* Dataset content
** BEGIN **

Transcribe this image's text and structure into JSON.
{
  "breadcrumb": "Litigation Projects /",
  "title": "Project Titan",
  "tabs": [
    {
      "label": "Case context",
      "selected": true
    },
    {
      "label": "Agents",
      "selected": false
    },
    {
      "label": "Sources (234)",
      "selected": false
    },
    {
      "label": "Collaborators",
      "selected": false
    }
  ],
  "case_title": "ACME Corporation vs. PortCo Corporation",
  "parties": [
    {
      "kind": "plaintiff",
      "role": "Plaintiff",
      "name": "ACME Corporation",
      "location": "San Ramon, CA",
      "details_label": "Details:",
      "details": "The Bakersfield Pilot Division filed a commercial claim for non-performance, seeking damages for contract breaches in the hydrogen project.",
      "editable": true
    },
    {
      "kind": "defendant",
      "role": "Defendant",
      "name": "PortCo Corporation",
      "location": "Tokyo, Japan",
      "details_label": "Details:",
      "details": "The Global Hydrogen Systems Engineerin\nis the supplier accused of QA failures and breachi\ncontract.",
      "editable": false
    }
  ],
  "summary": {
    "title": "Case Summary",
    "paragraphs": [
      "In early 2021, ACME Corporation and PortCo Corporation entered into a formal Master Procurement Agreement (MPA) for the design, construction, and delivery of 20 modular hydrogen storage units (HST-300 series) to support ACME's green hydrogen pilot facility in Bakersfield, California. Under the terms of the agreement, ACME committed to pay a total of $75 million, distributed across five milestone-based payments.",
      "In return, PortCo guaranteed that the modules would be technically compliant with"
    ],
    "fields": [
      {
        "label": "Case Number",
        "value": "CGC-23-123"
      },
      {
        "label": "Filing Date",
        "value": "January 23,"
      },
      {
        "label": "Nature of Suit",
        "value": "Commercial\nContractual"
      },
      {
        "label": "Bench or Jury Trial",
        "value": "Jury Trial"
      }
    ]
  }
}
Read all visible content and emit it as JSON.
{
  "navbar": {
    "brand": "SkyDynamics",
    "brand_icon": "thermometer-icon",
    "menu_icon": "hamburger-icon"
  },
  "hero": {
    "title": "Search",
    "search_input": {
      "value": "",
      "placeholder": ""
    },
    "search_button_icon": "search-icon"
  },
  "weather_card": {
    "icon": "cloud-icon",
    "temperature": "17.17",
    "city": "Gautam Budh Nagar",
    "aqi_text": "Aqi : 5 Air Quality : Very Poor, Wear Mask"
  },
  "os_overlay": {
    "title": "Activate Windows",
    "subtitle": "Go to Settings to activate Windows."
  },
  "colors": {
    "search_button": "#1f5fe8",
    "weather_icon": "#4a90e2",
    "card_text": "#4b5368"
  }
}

** END **

* Task description
Your task is to output all of the data above word for word.

* Finished answer
Transcribe this image's text and structure into JSON.
{
  "breadcrumb": "Litigation Projects /",
  "title": "Project Titan",
  "tabs": [
    {
      "label": "Case context",
      "selected": true
    },
    {
      "label": "Agents",
      "selected": false
    },
    {
      "label": "Sources (234)",
      "selected": false
    },
    {
      "label": "Collaborators",
      "selected": false
    }
  ],
  "case_title": "ACME Corporation vs. PortCo Corporation",
  "parties": [
    {
      "kind": "plaintiff",
      "role": "Plaintiff",
      "name": "ACME Corporation",
      "location": "San Ramon, CA",
      "details_label": "Details:",
      "details": "The Bakersfield Pilot Division filed a commercial claim for non-performance, seeking damages for contract breaches in the hydrogen project.",
      "editable": true
    },
    {
      "kind": "defendant",
      "role": "Defendant",
      "name": "PortCo Corporation",
      "location": "Tokyo, Japan",
      "details_label": "Details:",
      "details": "The Global Hydrogen Systems Engineerin\nis the supplier accused of QA failures and breachi\ncontract.",
      "editable": false
    }
  ],
  "summary": {
    "title": "Case Summary",
    "paragraphs": [
      "In early 2021, ACME Corporation and PortCo Corporation entered into a formal Master Procurement Agreement (MPA) for the design, construction, and delivery of 20 modular hydrogen storage units (HST-300 series) to support ACME's green hydrogen pilot facility in Bakersfield, California. Under the terms of the agreement, ACME committed to pay a total of $75 million, distributed across five milestone-based payments.",
      "In return, PortCo guaranteed that the modules would be technically compliant with"
    ],
    "fields": [
      {
        "label": "Case Number",
        "value": "CGC-23-123"
      },
      {
        "label": "Filing Date",
        "value": "January 23,"
      },
      {
        "label": "Nature of Suit",
        "value": "Commercial\nContractual"
      },
      {
        "label": "Bench or Jury Trial",
        "value": "Jury Trial"
      }
    ]
  }
}
Read all visible content and emit it as JSON.
{
  "navbar": {
    "brand": "SkyDynamics",
    "brand_icon": "thermometer-icon",
    "menu_icon": "hamburger-icon"
  },
  "hero": {
    "title": "Search",
    "search_input": {
      "value": "",
      "placeholder": ""
    },
    "search_button_icon": "search-icon"
  },
  "weather_card": {
    "icon": "cloud-icon",
    "temperature": "17.17",
    "city": "Gautam Budh Nagar",
    "aqi_text": "Aqi : 5 Air Quality : Very Poor, Wear Mask"
  },
  "os_overlay": {
    "title": "Activate Windows",
    "subtitle": "Go to Settings to activate Windows."
  },
  "colors": {
    "search_button": "#1f5fe8",
    "weather_icon": "#4a90e2",
    "card_text": "#4b5368"
  }
}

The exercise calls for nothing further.